» TASK
Set out each line from the following listing that includes the word "component".

━━━ EXERCISE INPUTS

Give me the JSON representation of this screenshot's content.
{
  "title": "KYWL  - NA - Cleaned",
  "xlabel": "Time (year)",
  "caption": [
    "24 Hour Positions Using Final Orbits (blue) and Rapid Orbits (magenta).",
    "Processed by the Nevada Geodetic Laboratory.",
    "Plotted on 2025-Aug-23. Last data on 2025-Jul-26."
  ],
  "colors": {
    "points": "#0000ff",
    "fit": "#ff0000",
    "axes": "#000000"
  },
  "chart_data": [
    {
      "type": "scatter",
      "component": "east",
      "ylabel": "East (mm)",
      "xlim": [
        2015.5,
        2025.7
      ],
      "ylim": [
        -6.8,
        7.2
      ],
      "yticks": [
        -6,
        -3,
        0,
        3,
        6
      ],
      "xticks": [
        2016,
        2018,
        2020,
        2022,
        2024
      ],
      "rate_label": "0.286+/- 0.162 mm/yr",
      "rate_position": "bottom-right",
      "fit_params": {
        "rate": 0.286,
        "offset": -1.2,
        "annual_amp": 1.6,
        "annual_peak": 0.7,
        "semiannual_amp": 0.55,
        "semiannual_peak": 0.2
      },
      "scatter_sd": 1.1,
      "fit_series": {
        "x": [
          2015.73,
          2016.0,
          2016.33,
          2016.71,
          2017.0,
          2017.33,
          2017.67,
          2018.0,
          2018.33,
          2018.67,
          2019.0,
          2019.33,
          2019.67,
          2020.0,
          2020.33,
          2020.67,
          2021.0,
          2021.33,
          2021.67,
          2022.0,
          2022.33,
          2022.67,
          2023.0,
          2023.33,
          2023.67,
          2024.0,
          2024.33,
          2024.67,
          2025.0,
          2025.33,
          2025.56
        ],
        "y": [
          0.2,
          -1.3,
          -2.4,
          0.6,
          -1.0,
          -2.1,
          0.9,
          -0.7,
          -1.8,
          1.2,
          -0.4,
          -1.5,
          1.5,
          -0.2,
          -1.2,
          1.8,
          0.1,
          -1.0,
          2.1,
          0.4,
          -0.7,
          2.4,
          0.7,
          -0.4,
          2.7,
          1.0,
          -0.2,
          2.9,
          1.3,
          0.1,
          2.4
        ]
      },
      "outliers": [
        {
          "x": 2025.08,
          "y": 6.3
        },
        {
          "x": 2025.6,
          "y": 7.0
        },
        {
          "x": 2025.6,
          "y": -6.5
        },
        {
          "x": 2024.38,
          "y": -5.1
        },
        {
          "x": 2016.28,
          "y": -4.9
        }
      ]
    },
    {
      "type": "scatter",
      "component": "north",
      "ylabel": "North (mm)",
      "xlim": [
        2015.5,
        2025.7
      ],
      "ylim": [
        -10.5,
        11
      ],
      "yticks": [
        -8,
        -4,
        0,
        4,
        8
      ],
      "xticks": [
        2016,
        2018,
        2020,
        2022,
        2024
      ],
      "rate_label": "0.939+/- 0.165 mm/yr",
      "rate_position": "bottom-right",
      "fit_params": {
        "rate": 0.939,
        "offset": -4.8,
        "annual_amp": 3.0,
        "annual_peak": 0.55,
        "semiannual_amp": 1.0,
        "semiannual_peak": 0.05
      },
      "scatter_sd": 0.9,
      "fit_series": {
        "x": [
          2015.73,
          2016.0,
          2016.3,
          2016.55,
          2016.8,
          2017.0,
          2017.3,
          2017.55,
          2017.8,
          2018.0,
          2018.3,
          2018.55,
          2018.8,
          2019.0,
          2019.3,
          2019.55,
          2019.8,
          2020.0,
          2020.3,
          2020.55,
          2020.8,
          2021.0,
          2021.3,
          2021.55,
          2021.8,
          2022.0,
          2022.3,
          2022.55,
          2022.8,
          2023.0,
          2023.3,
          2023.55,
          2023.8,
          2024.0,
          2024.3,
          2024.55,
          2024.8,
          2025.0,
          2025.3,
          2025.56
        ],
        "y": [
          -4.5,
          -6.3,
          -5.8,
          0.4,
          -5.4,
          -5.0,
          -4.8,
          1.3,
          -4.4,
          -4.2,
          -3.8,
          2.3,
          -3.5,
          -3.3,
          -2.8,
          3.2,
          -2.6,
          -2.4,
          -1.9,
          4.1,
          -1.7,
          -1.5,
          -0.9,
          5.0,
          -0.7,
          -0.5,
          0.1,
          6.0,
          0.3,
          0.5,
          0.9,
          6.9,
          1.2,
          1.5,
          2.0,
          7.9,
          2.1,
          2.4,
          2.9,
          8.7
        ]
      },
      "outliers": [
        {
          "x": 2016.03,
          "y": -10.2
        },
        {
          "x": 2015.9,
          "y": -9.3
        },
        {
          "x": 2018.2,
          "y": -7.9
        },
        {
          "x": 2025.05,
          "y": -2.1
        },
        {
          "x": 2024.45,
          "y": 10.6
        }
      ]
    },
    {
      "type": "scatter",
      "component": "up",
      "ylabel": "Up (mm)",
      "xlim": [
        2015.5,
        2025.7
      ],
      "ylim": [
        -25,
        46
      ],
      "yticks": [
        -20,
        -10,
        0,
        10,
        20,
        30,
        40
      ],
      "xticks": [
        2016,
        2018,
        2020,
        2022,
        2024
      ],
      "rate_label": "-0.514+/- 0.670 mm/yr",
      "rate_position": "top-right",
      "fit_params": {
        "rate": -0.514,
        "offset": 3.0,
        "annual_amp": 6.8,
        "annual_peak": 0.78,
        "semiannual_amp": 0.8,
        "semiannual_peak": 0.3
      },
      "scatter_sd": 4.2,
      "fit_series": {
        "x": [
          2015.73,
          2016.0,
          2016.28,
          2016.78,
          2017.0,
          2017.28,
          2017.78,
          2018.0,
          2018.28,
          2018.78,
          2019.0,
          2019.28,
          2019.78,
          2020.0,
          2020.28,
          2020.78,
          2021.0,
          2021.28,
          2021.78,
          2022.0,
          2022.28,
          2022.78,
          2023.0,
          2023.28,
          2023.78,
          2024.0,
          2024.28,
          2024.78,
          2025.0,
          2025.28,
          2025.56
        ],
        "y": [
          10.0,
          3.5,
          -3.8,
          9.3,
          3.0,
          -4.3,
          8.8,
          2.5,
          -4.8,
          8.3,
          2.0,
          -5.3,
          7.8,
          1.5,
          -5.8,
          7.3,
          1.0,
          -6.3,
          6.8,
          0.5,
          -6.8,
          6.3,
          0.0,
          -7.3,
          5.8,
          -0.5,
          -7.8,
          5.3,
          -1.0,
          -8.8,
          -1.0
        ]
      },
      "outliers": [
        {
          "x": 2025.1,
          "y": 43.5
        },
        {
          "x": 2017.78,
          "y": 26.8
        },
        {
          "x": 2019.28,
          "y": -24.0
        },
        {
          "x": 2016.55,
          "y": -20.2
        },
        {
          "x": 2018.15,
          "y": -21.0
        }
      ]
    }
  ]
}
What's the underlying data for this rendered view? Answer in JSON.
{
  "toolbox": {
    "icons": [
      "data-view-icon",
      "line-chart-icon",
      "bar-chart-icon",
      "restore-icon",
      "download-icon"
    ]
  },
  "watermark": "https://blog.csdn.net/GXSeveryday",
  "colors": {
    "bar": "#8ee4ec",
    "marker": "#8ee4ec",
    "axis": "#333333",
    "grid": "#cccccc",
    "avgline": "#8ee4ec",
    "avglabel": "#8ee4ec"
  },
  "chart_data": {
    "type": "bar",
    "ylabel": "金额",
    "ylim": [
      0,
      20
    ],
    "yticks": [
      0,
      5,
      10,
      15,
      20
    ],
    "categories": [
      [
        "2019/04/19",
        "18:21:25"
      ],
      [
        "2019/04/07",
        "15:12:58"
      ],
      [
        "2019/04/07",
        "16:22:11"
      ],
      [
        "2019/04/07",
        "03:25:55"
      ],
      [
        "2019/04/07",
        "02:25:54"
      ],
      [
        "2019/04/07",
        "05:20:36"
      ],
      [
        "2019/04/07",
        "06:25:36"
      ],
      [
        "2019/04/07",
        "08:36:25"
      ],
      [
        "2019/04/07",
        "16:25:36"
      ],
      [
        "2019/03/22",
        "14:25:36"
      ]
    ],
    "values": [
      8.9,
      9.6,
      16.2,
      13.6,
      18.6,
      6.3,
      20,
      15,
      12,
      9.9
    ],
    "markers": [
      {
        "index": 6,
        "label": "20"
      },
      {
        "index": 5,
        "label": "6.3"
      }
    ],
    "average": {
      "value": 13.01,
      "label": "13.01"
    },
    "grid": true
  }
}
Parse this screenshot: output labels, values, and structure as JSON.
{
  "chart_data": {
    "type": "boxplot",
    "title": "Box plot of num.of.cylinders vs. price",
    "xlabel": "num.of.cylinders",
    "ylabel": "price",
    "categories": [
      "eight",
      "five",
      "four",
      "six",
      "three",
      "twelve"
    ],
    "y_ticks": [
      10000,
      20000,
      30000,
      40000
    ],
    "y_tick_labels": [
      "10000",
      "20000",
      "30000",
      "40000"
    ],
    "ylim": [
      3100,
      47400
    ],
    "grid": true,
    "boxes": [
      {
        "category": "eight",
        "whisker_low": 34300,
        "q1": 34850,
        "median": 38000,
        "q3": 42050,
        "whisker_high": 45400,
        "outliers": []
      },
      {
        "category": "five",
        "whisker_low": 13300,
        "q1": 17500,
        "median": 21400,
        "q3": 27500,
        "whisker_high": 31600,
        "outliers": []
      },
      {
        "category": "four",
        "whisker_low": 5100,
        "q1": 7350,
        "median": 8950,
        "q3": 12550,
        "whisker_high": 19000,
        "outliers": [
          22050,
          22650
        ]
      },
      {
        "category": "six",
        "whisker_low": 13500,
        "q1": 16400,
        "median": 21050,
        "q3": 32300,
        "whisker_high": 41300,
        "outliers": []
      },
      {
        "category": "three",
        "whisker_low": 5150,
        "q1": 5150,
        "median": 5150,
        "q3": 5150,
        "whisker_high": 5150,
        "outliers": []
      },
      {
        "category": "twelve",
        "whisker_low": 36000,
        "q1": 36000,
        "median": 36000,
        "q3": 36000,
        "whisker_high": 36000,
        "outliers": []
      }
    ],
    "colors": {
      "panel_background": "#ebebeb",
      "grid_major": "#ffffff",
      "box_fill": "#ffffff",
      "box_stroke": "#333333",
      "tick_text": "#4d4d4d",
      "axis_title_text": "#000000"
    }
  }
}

━━━━━━

» EXERCISE ANSWER
      "component": "east",
      "component": "north",
      "component": "up",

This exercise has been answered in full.